**BRIEF**
In the entries below, find every line with "Новолуние" and copy it.

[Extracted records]

......

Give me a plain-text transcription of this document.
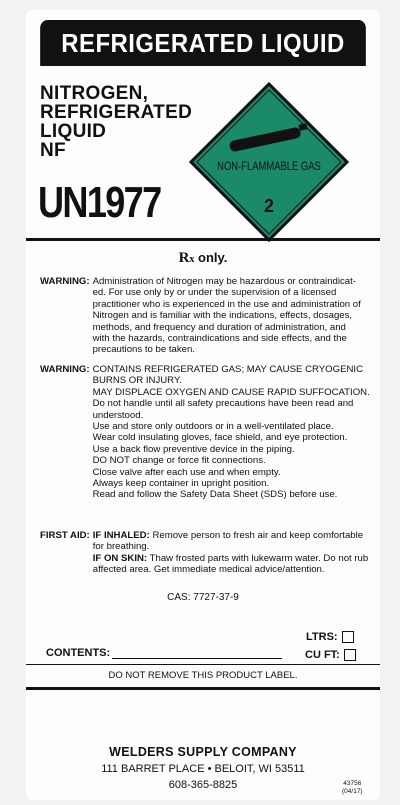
REFRIGERATED LIQUID
NITROGEN,
REFRIGERATED
LIQUID
NF
UN1977
NON-FLAMMABLE GAS
2
Rx only.
WARNING: Administration of Nitrogen may be hazardous or contraindicat-
ed. For use only by or under the supervision of a licensed
practitioner who is experienced in the use and administration of
Nitrogen and is familiar with the indications, effects, dosages,
methods, and frequency and duration of administration, and
with the hazards, contraindications and side effects, and the
precautions to be taken.
WARNING: CONTAINS REFRIGERATED GAS; MAY CAUSE CRYOGENIC
BURNS OR INJURY.
MAY DISPLACE OXYGEN AND CAUSE RAPID SUFFOCATION.
Do not handle until all safety precautions have been read and
understood.
Use and store only outdoors or in a well-ventilated place.
Wear cold insulating gloves, face shield, and eye protection.
Use a back flow preventive device in the piping.
DO NOT change or force fit connections.
Close valve after each use and when empty.
Always keep container in upright position.
Read and follow the Safety Data Sheet (SDS) before use.
FIRST AID: IF INHALED: Remove person to fresh air and keep comfortable
for breathing.
IF ON SKIN: Thaw frosted parts with lukewarm water. Do not rub
affected area. Get immediate medical advice/attention.
CAS: 7727-37-9
LTRS:
CU FT:
CONTENTS:
DO NOT REMOVE THIS PRODUCT LABEL.
WELDERS SUPPLY COMPANY
111 BARRET PLACE • BELOIT, WI 53511
608-365-8825	43756
(04/17)
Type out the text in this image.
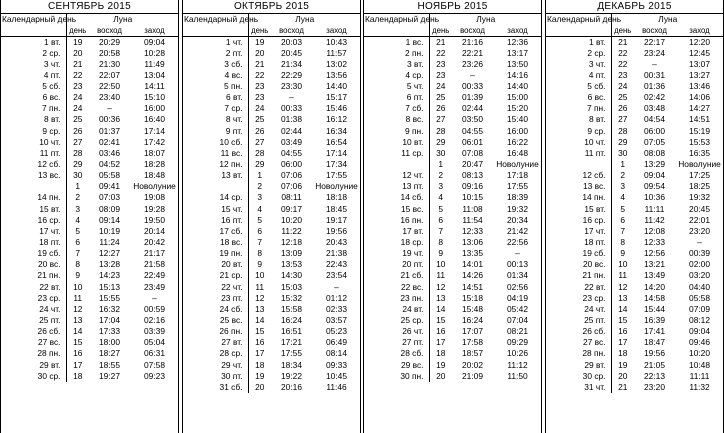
СЕНТЯБРЬ 2015			
Календарный день	Луна		
	день	восход	заход
1 вт.	19	20:29	09:04
2 ср.	20	20:58	10:28
3 чт.	21	21:30	11:49
4 пт.	22	22:07	13:04
5 сб.	23	22:50	14:11
6 вс.	24	23:40	15:10
7 пн.	24	–	16:00
8 вт.	25	00:36	16:40
9 ср.	26	01:37	17:14
10 чт.	27	02:41	17:42
11 пт.	28	03:46	18:07
12 сб.	29	04:52	18:28
13 вс.	30	05:58	18:48
	1	09:41	Новолуние
14 пн.	2	07:03	19:08
15 вт.	3	08:09	19:28
16 ср.	4	09:14	19:50
17 чт.	5	10:19	20:14
18 пт.	6	11:24	20:42
19 сб.	7	12:27	21:17
20 вс.	8	13:28	21:58
21 пн.	9	14:23	22:49
22 вт.	10	15:13	23:49
23 ср.	11	15:55	–
24 чт.	12	16:32	00:59
25 пт.	13	17:04	02:16
26 сб.	14	17:33	03:39
27 вс.	15	18:00	05:04
28 пн.	16	18:27	06:31
29 вт.	17	18:55	07:58
30 ср.	18	19:27	09:23
ОКТЯБРЬ 2015			
Календарный день	Луна		
	день	восход	заход
1 чт.	19	20:03	10:43
2 пт.	20	20:45	11:57
3 сб.	21	21:34	13:02
4 вс.	22	22:29	13:56
5 пн.	23	23:30	14:40
6 вт.	23	–	15:17
7 ср.	24	00:33	15:46
8 чт.	25	01:38	16:12
9 пт.	26	02:44	16:34
10 сб.	27	03:49	16:54
11 вс.	28	04:55	17:14
12 пн.	29	06:00	17:34
13 вт.	1	07:06	17:55
	2	07:06	Новолуние
14 ср.	3	08:11	18:18
15 чт.	4	09:17	18:45
16 пт.	5	10:20	19:17
17 сб.	6	11:22	19:56
18 вс.	7	12:18	20:43
19 пн.	8	13:09	21:38
20 вт.	9	13:53	22:43
21 ср.	10	14:30	23:54
22 чт.	11	15:03	–
23 пт.	12	15:32	01:12
24 сб.	13	15:58	02:33
25 вс.	14	16:24	03:57
26 пн.	15	16:51	05:23
27 вт.	16	17:21	06:49
28 ср.	17	17:55	08:14
29 чт.	18	18:34	09:33
30 пт.	19	19:22	10:45
31 сб.	20	20:16	11:46
НОЯБРЬ 2015			
Календарный день	Луна		
	день	восход	заход
1 вс.	21	21:16	12:36
2 пн.	22	22:21	13:17
3 вт.	23	23:26	13:50
4 ср.	23	–	14:16
5 чт.	24	00:33	14:40
6 пт.	25	01:39	15:00
7 сб.	26	02:44	15:20
8 вс.	27	03:50	15:40
9 пн.	28	04:55	16:00
10 вт.	29	06:01	16:22
11 ср.	30	07:08	16:48
	1	20:47	Новолуние
12 чт.	2	08:13	17:18
13 пт.	3	09:16	17:55
14 сб.	4	10:15	18:39
15 вс.	5	11:08	19:32
16 пн.	6	11:54	20:34
17 вт.	7	12:33	21:42
18 ср.	8	13:06	22:56
19 чт.	9	13:35	–
20 пт.	10	14:01	00:13
21 сб.	11	14:26	01:34
22 вс.	12	14:51	02:56
23 пн.	13	15:18	04:19
24 вт.	14	15:48	05:42
25 ср.	15	16:24	07:04
26 чт.	16	17:07	08:21
27 пт.	17	17:58	09:29
28 сб.	18	18:57	10:26
29 вс.	19	20:02	11:12
30 пн.	20	21:09	11:50
ДЕКАБРЬ 2015			
Календарный день	Луна		
	день	восход	заход
1 вт.	21	22:17	12:20
2 ср.	22	23:24	12:45
3 чт.	22	–	13:07
4 пт.	23	00:31	13:27
5 сб.	24	01:36	13:46
6 вс.	25	02:42	14:06
7 пн.	26	03:48	14:27
8 вт.	27	04:54	14:51
9 ср.	28	06:00	15:19
10 чт.	29	07:05	15:53
11 пт.	30	08:08	16:35
	1	13:29	Новолуние
12 сб.	2	09:04	17:25
13 вс.	3	09:54	18:25
14 пн.	4	10:36	19:32
15 вт.	5	11:11	20:45
16 ср.	6	11:42	22:01
17 чт.	7	12:08	23:20
18 пт.	8	12:33	–
19 сб.	9	12:56	00:39
20 вс.	10	13:21	02:00
21 пн.	11	13:49	03:20
22 вт.	12	14:20	04:40
23 ср.	13	14:58	05:58
24 чт.	14	15:44	07:09
25 пт.	15	16:39	08:12
26 сб.	16	17:41	09:04
27 вс.	17	18:47	09:46
28 пн.	18	19:56	10:20
29 вт.	19	21:05	10:48
30 ср.	20	22:13	11:11
31 чт.	21	23:20	11:32
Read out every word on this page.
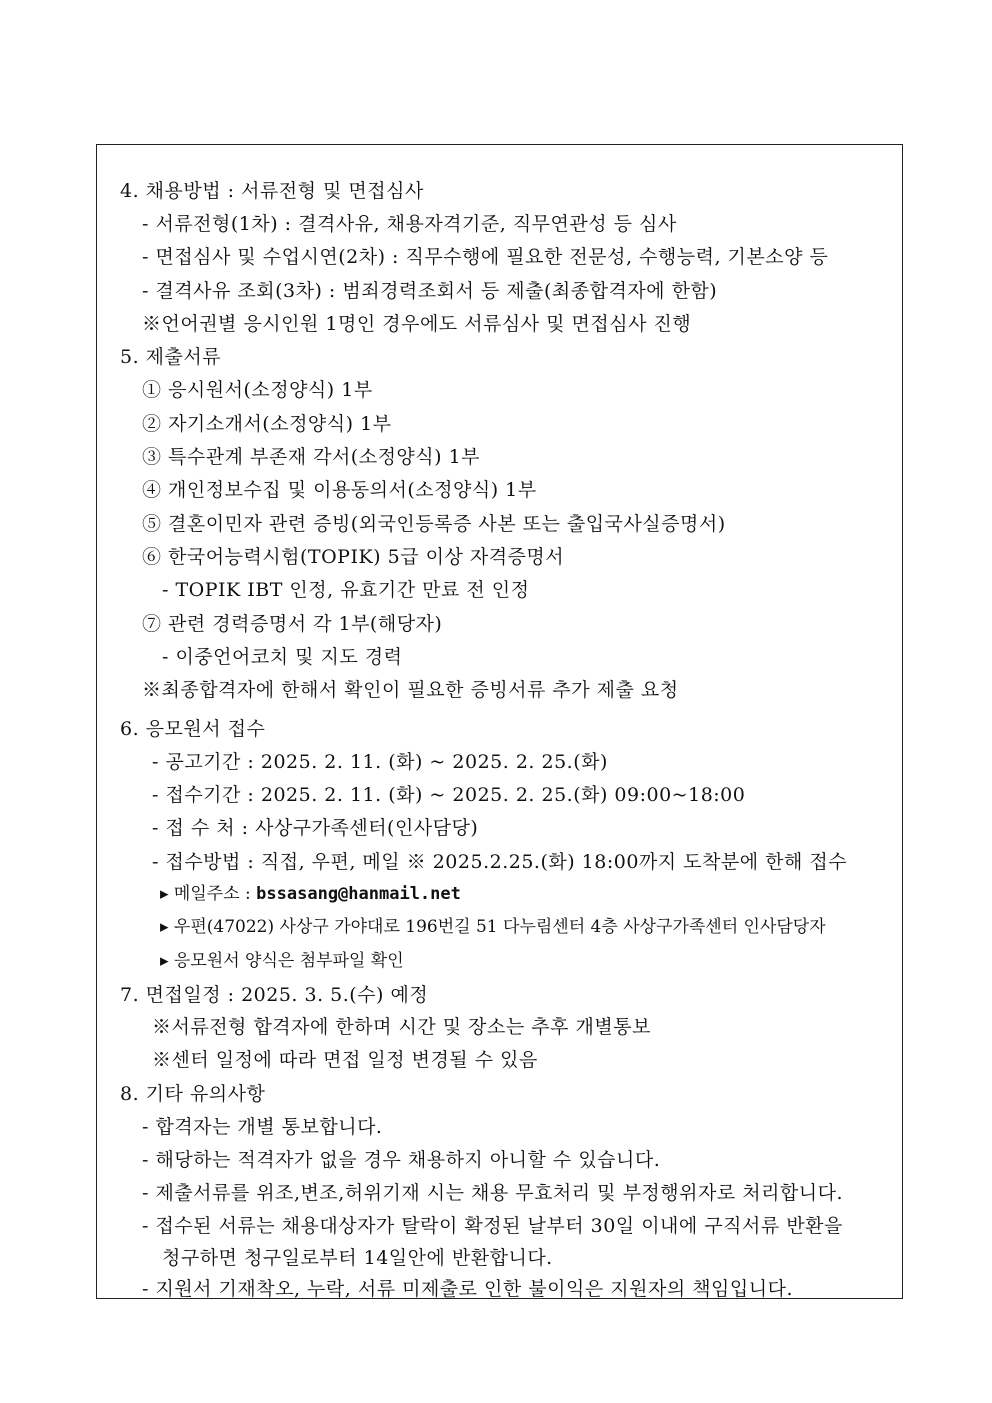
4. 채용방법 : 서류전형 및 면접심사
- 서류전형(1차) : 결격사유, 채용자격기준, 직무연관성 등 심사
- 면접심사 및 수업시연(2차) : 직무수행에 필요한 전문성, 수행능력, 기본소양 등
- 결격사유 조회(3차) : 범죄경력조회서 등 제출(최종합격자에 한함)
※언어권별 응시인원 1명인 경우에도 서류심사 및 면접심사 진행
5. 제출서류
① 응시원서(소정양식) 1부
② 자기소개서(소정양식) 1부
③ 특수관계 부존재 각서(소정양식) 1부
④ 개인정보수집 및 이용동의서(소정양식) 1부
⑤ 결혼이민자 관련 증빙(외국인등록증 사본 또는 출입국사실증명서)
⑥ 한국어능력시험(TOPIK) 5급 이상 자격증명서
- TOPIK IBT 인정, 유효기간 만료 전 인정
⑦ 관련 경력증명서 각 1부(해당자)
- 이중언어코치 및 지도 경력
※최종합격자에 한해서 확인이 필요한 증빙서류 추가 제출 요청
6. 응모원서 접수
- 공고기간 : 2025. 2. 11. (화) ~ 2025. 2. 25.(화)
- 접수기간 : 2025. 2. 11. (화) ~ 2025. 2. 25.(화) 09:00~18:00
- 접 수 처 : 사상구가족센터(인사담당)
- 접수방법 : 직접, 우편, 메일 ※ 2025.2.25.(화) 18:00까지 도착분에 한해 접수
▸ 메일주소 : bssasang@hanmail.net
▸ 우편(47022) 사상구 가야대로 196번길 51 다누림센터 4층 사상구가족센터 인사담당자
▸ 응모원서 양식은 첨부파일 확인
7. 면접일정 : 2025. 3. 5.(수) 예정
※서류전형 합격자에 한하며 시간 및 장소는 추후 개별통보
※센터 일정에 따라 면접 일정 변경될 수 있음
8. 기타 유의사항
- 합격자는 개별 통보합니다.
- 해당하는 적격자가 없을 경우 채용하지 아니할 수 있습니다.
- 제출서류를 위조,변조,허위기재 시는 채용 무효처리 및 부정행위자로 처리합니다.
- 접수된 서류는 채용대상자가 탈락이 확정된 날부터 30일 이내에 구직서류 반환을
청구하면 청구일로부터 14일안에 반환합니다.
- 지원서 기재착오, 누락, 서류 미제출로 인한 불이익은 지원자의 책임입니다.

......

**EXERCISE OUTPUT**
	1	09:41	Новолуние
	2	07:06	Новолуние
	1	20:47	Новолуние
	1	13:29	Новолуние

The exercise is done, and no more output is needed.